■ Exercise brief: In the passage about Manny Ramirez's exit from Boston, why did the writer expect Ramirez to remain with the Red Sox in 2008? Answer in one to three sentences.

■ Quoted passage:
┌──

Of course, rumors of Ramirez’ eventual exit percolated even as the ink dried on his 8-year, $160 million contract. Seemingly every year throughout his tenure in Boston, Manny Ramirez demanded some kind of trade away from Beantown and, when he wasn’t complaining, management rocked the boat by seeking ways to offload his complex, high-maintenance personality. Yet, in the end, Manny always stayed with the Red Sox, no matter how loud the trade chatter. His prodigious talent was always too much to give up.

I thought this would also be the case in 2008. A few teams would call the Sox and register an interest, I figured, but Theo Epstein would never let such a lethal offensive force get away amid a heated pennant race. Thus, when the news of Manny’s departure eventually exploded, like a cannonball to the head, I was totally shocked and incredulous.

└──

■ Data excerpt:
┌──

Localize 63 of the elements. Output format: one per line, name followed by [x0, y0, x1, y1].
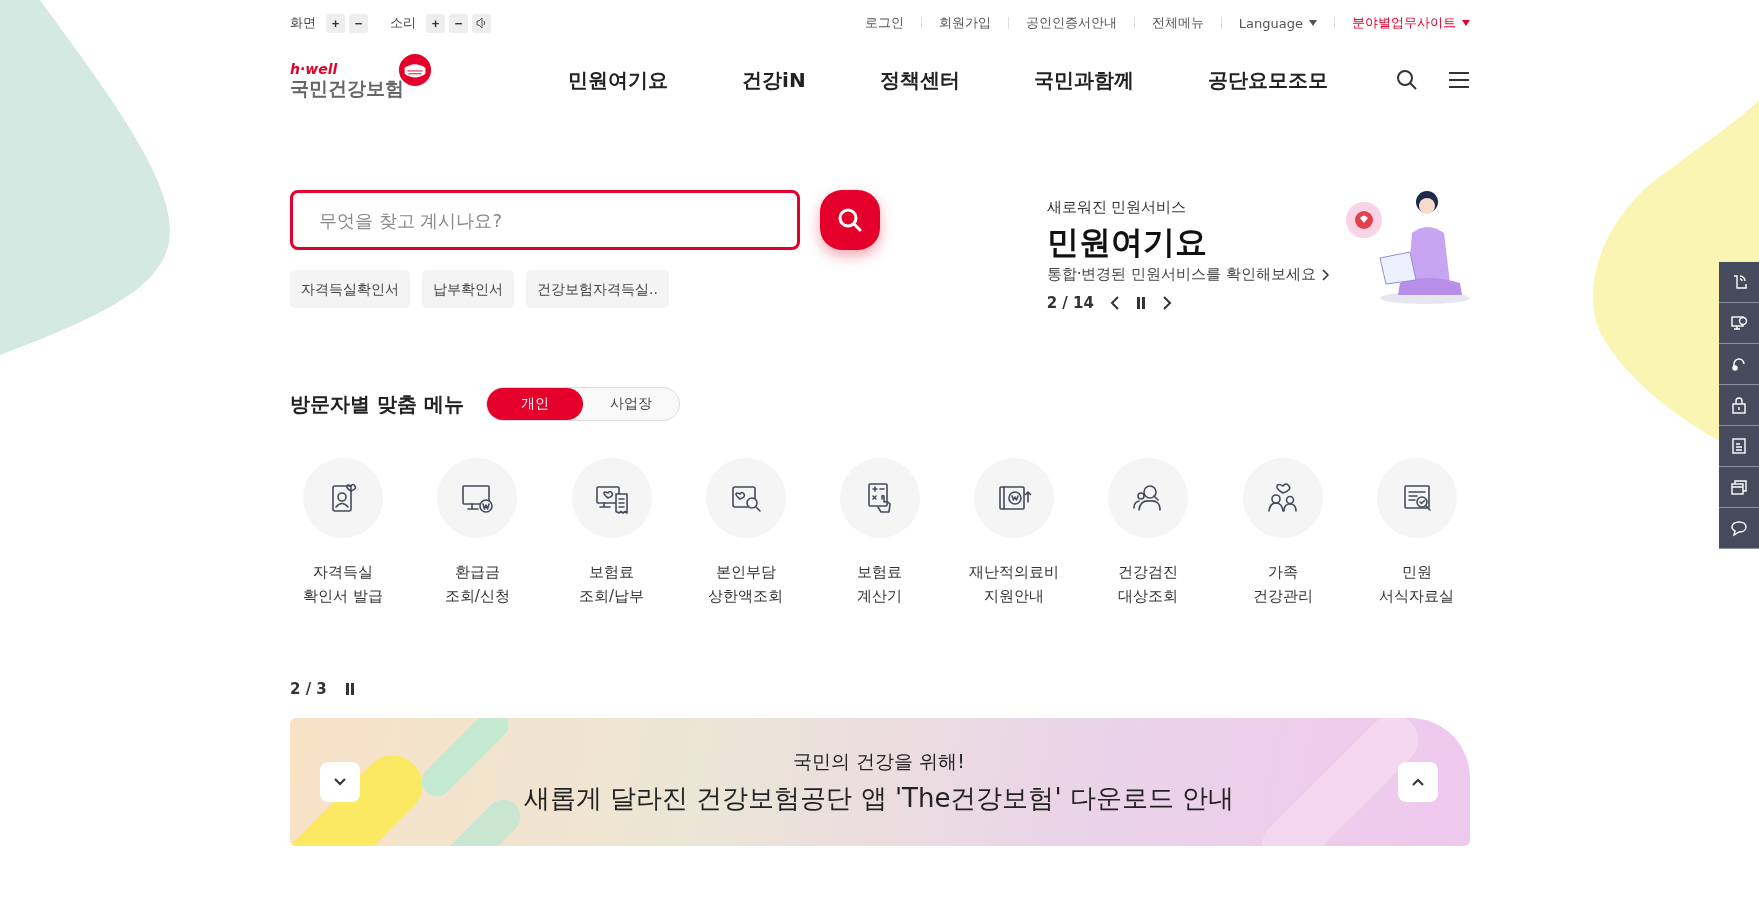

└──

■ Written solution: The writer assumed 2008 would go like earlier years, when Ramirez always stayed despite loud trade chatter because his talent was too much to give up. A few teams might call and show interest, but the writer believed Theo Epstein would never let such a lethal offensive force get away amid a heated pennant race.